→ SHORT EXERCISE
Keep only those lines of the records that include the string "Poněvadž".

:: SOURCE RECORDS

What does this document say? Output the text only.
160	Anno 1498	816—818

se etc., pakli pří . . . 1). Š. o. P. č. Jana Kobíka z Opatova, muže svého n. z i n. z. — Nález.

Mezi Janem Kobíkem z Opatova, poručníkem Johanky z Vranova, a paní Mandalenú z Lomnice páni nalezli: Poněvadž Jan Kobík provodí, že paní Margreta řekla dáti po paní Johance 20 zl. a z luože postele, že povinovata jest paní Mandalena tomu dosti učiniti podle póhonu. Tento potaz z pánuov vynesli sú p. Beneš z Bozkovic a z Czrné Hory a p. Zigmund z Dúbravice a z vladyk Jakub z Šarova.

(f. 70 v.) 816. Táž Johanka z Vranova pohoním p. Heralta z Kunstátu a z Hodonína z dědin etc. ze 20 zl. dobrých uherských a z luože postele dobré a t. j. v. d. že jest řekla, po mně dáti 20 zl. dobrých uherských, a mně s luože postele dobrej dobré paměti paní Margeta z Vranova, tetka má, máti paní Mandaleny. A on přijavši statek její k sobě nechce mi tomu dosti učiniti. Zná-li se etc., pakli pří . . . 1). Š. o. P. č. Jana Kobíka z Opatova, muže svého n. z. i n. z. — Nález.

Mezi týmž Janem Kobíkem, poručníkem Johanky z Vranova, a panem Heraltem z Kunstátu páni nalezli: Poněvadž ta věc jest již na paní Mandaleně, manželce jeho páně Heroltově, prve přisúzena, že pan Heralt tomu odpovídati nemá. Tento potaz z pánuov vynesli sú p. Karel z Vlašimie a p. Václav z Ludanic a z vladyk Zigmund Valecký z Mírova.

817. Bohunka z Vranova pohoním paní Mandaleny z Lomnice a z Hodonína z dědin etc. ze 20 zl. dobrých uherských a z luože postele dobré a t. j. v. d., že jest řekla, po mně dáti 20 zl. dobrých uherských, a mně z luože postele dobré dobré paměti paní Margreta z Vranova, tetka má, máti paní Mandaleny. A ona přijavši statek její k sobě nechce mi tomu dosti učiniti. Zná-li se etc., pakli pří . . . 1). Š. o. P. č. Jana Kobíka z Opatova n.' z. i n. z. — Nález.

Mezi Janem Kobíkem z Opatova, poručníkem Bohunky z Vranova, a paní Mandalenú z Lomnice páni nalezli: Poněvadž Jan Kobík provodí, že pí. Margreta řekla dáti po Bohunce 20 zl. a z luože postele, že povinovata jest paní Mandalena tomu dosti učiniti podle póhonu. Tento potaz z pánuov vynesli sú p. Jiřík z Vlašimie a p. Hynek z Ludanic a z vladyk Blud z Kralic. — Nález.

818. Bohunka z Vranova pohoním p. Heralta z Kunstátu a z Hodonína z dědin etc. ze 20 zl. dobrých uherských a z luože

::::

→ EXPECTED ANSWER
Mezi Janem Kobíkem z Opatova, poručníkem Johanky z Vranova, a paní Mandalenú z Lomnice páni nalezli: Poněvadž Jan Kobík provodí, že paní Margreta řekla dáti po paní Johance 20 zl. a z luože postele, že povinovata jest paní Mandalena tomu dosti učiniti podle póhonu. Tento potaz z pánuov vynesli sú p. Beneš z Bozkovic a z Czrné Hory a p. Zigmund z Dúbravice a z vladyk Jakub z Šarova.
Mezi týmž Janem Kobíkem, poručníkem Johanky z Vranova, a panem Heraltem z Kunstátu páni nalezli: Poněvadž ta věc jest již na paní Mandaleně, manželce jeho páně Heroltově, prve přisúzena, že pan Heralt tomu odpovídati nemá. Tento potaz z pánuov vynesli sú p. Karel z Vlašimie a p. Václav z Ludanic a z vladyk Zigmund Valecký z Mírova.
Mezi Janem Kobíkem z Opatova, poručníkem Bohunky z Vranova, a paní Mandalenú z Lomnice páni nalezli: Poněvadž Jan Kobík provodí, že pí. Margreta řekla dáti po Bohunce 20 zl. a z luože postele, že povinovata jest paní Mandalena tomu dosti učiniti podle póhonu. Tento potaz z pánuov vynesli sú p. Jiřík z Vlašimie a p. Hynek z Ludanic a z vladyk Blud z Kralic. — Nález.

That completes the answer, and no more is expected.